Reading the listing below, count the lines that contain the word "表面利回り" and give that count alone.

------------------------------------------------------------

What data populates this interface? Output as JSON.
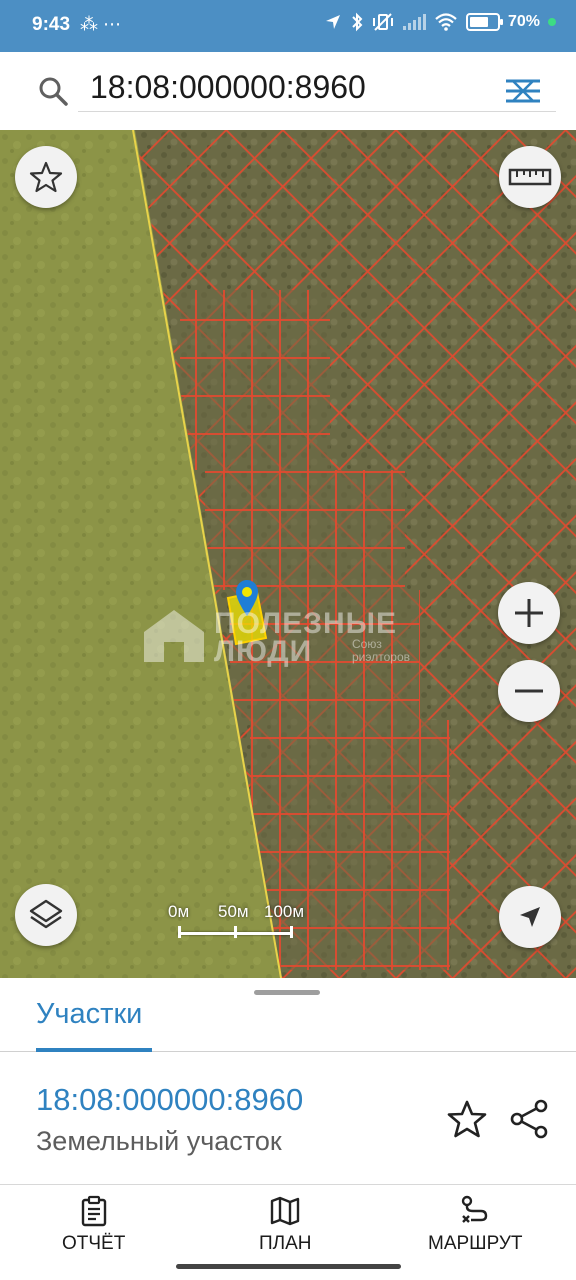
{
  "status": {
    "time": "9:43",
    "left_icons": "⁂ ⋯",
    "battery": "70",
    "battery_level": 0.7,
    "icons": [
      "location-arrow-icon",
      "bluetooth-icon",
      "vibrate-off-icon",
      "signal-icon",
      "wifi-icon",
      "battery-icon"
    ]
  },
  "search": {
    "value": "18:08:000000:8960",
    "icon": "search-icon",
    "action_icon": "filter-icon"
  },
  "map": {
    "scale": {
      "labels": [
        "0м",
        "50м",
        "100м"
      ]
    },
    "buttons": [
      "favorites-star-icon",
      "ruler-icon",
      "zoom-in-icon",
      "zoom-out-icon",
      "layers-icon",
      "my-location-icon"
    ],
    "watermark": {
      "text": "ПОЛЕЗНЫЕ\nЛЮДИ",
      "sub": "Союз\nриэлторов"
    },
    "colors": {
      "parcel_lines": "#e24a2f",
      "selected_fill": "#f2e600",
      "boundary": "#e8d34a",
      "marker": "#1f7ed6"
    }
  },
  "sheet": {
    "tab_label": "Участки",
    "parcel": {
      "id": "18:08:000000:8960",
      "type": "Земельный участок"
    },
    "accent_color": "#2f82c0"
  },
  "nav": {
    "report": "ОТЧЁТ",
    "plan": "ПЛАН",
    "route": "МАРШРУТ"
  }
}
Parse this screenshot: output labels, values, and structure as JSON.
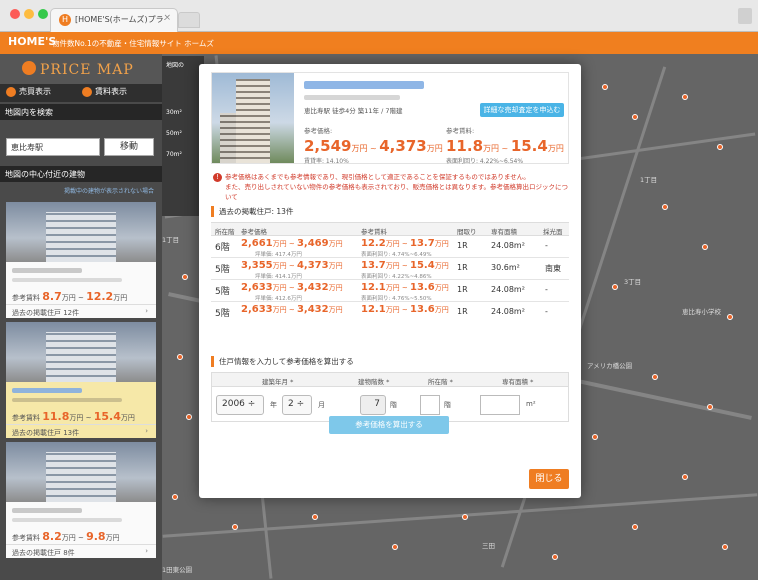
{
  "browser": {
    "tab_title": "[HOME'S(ホームズ)プライ",
    "tab_close": "×",
    "favicon": "H"
  },
  "header": {
    "logo": "HOME'S",
    "tagline": "物件数No.1の不動産・住宅情報サイト ホームズ"
  },
  "sidebar": {
    "logo_text": "PRICE MAP",
    "mode_sale": "売買表示",
    "mode_rent": "賃料表示",
    "search_heading": "地図内を検索",
    "search_value": "恵比寿駅",
    "move_button": "移動",
    "nearby_heading": "地図の中心付近の建物",
    "note_link": "掲載中の建物が表示されない場合",
    "cards": [
      {
        "price_label": "参考賃料",
        "low": "8.7",
        "high": "12.2",
        "unit": "万円",
        "foot": "過去の掲載住戸 12件"
      },
      {
        "price_label": "参考賃料",
        "low": "11.8",
        "high": "15.4",
        "unit": "万円",
        "foot": "過去の掲載住戸 13件"
      },
      {
        "price_label": "参考賃料",
        "low": "8.2",
        "high": "9.8",
        "unit": "万円",
        "foot": "過去の掲載住戸 8件"
      }
    ]
  },
  "map": {
    "legend_top": "地図の",
    "legend_items": [
      "30m²",
      "50m²",
      "70m²"
    ],
    "labels": [
      "1丁目",
      "3丁目",
      "1丁目",
      "アメリカ橋公園",
      "三田",
      "恵比寿小学校",
      "1田東公園"
    ]
  },
  "modal": {
    "info": "恵比寿駅 徒歩4分   築11年 / 7階建",
    "assess_button": "詳細な売却査定を申込む",
    "sale": {
      "label": "参考価格:",
      "low": "2,549",
      "high": "4,373",
      "unit": "万円",
      "sub": "賃貸率: 14.10%"
    },
    "rent": {
      "label": "参考賃料:",
      "low": "11.8",
      "high": "15.4",
      "unit": "万円",
      "sub": "表面利回り: 4.22%~6.54%"
    },
    "warning_line1": "参考価格はあくまでも参考情報であり、現引価格として適正であることを保証するものではありません。",
    "warning_line2": "また、売り出しされていない物件の参考価格も表示されており、販売価格とは異なります。参考価格算出ロジックについて",
    "past_title": "過去の掲載住戸: 13件",
    "table_headers": [
      "所在階",
      "参考価格",
      "参考賃料",
      "間取り",
      "専有面積",
      "採光面"
    ],
    "rows": [
      {
        "floor": "6階",
        "p_low": "2,661",
        "p_high": "3,469",
        "p_sub": "坪単価: 417.4万円",
        "r_low": "12.2",
        "r_high": "13.7",
        "r_sub": "表面利回り: 4.74%~6.49%",
        "layout": "1R",
        "area": "24.08m²",
        "dir": "-"
      },
      {
        "floor": "5階",
        "p_low": "3,355",
        "p_high": "4,373",
        "p_sub": "坪単価: 414.1万円",
        "r_low": "13.7",
        "r_high": "15.4",
        "r_sub": "表面利回り: 4.22%~4.86%",
        "layout": "1R",
        "area": "30.6m²",
        "dir": "南東"
      },
      {
        "floor": "5階",
        "p_low": "2,633",
        "p_high": "3,432",
        "p_sub": "坪単価: 412.6万円",
        "r_low": "12.1",
        "r_high": "13.6",
        "r_sub": "表面利回り: 4.76%~5.50%",
        "layout": "1R",
        "area": "24.08m²",
        "dir": "-"
      },
      {
        "floor": "5階",
        "p_low": "2,633",
        "p_high": "3,432",
        "p_sub": "",
        "r_low": "12.1",
        "r_high": "13.6",
        "r_sub": "",
        "layout": "1R",
        "area": "24.08m²",
        "dir": "-"
      }
    ],
    "unit_man": "万円",
    "calc_title": "住戸情報を入力して参考価格を算出する",
    "calc_headers": [
      "建築年月 *",
      "建物階数 *",
      "所在階 *",
      "専有面積 *"
    ],
    "calc": {
      "year": "2006 ÷",
      "year_unit": "年",
      "month": "2 ÷",
      "month_unit": "月",
      "floors": "7",
      "floors_unit": "階",
      "floor_unit": "階",
      "area_unit": "m²"
    },
    "calc_button": "参考価格を算出する",
    "close_button": "閉じる"
  },
  "colors": {
    "accent": "#ef7d22",
    "price": "#e8652a",
    "link": "#4ab4e6"
  }
}
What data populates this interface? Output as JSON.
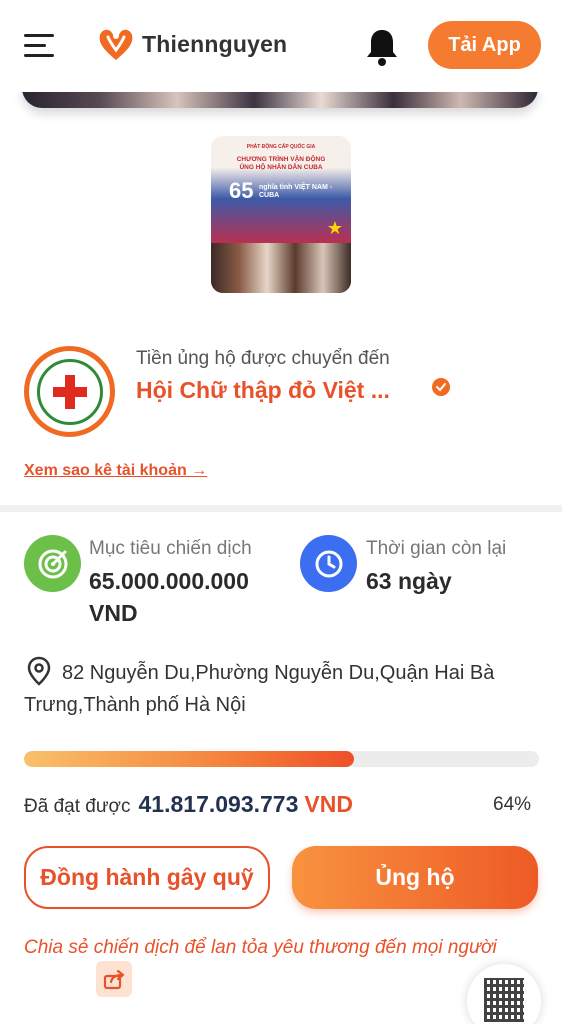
{
  "header": {
    "brand": "Thiennguyen",
    "app_button": "Tải App"
  },
  "poster": {
    "top_line": "PHÁT ĐỘNG CẤP QUỐC GIA",
    "title_line1": "CHƯƠNG TRÌNH VẬN ĐỘNG",
    "title_line2": "ỦNG HỘ NHÂN DÂN CUBA",
    "number": "65",
    "subtitle": "nghĩa tình VIỆT NAM - CUBA"
  },
  "recipient": {
    "label": "Tiền ủng hộ được chuyển đến",
    "name": "Hội Chữ thập đỏ Việt ...",
    "statement_link": "Xem sao kê tài khoản →"
  },
  "stats": {
    "goal_label": "Mục tiêu chiến dịch",
    "goal_value": "65.000.000.000",
    "goal_unit": "VND",
    "time_label": "Thời gian còn lại",
    "time_value": "63 ngày"
  },
  "address": "82 Nguyễn Du,Phường Nguyễn Du,Quận Hai Bà Trưng,Thành phố Hà Nội",
  "progress": {
    "fraction": 0.64,
    "raised_label": "Đã đạt được",
    "raised_amount": "41.817.093.773",
    "raised_unit": "VND",
    "percent": "64%"
  },
  "actions": {
    "fundraise": "Đồng hành gây quỹ",
    "donate": "Ủng hộ"
  },
  "share_text": "Chia sẻ chiến dịch để lan tỏa yêu thương đến mọi người",
  "colors": {
    "accent": "#e8522a",
    "brand_orange": "#f47b2f",
    "goal_green": "#6cc04a",
    "time_blue": "#3b6ef0"
  }
}
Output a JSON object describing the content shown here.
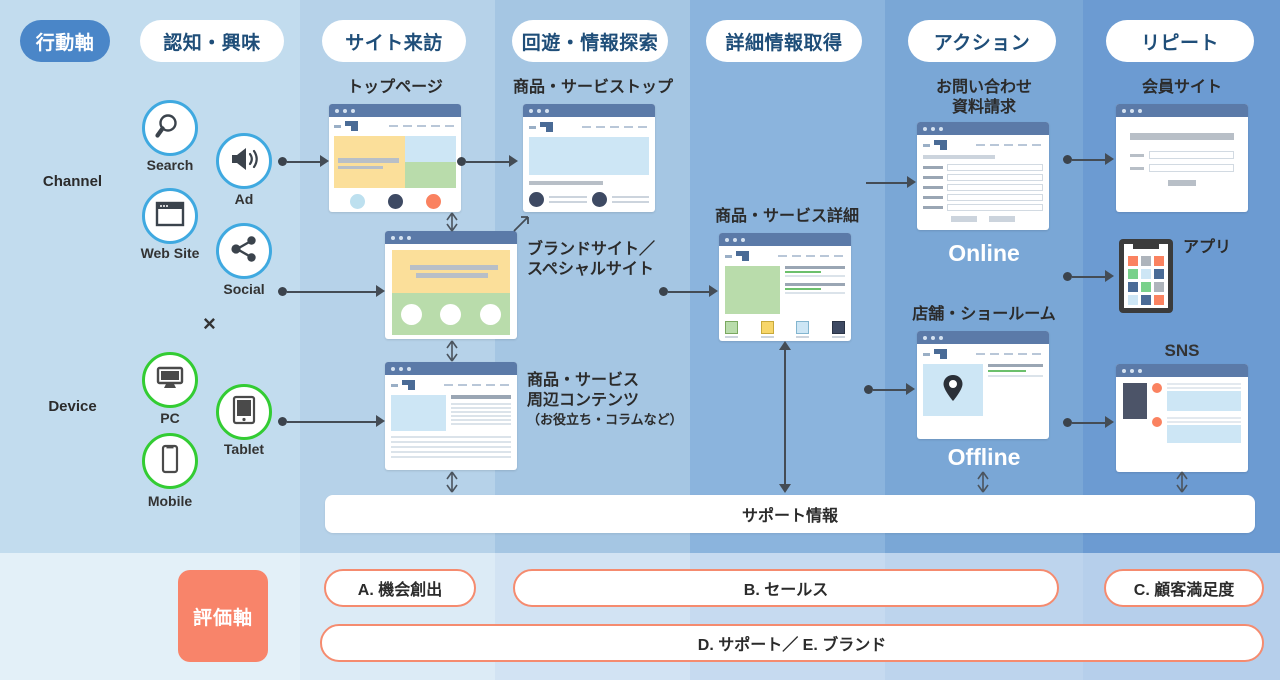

------------------------------------------------------------

Completed task: 4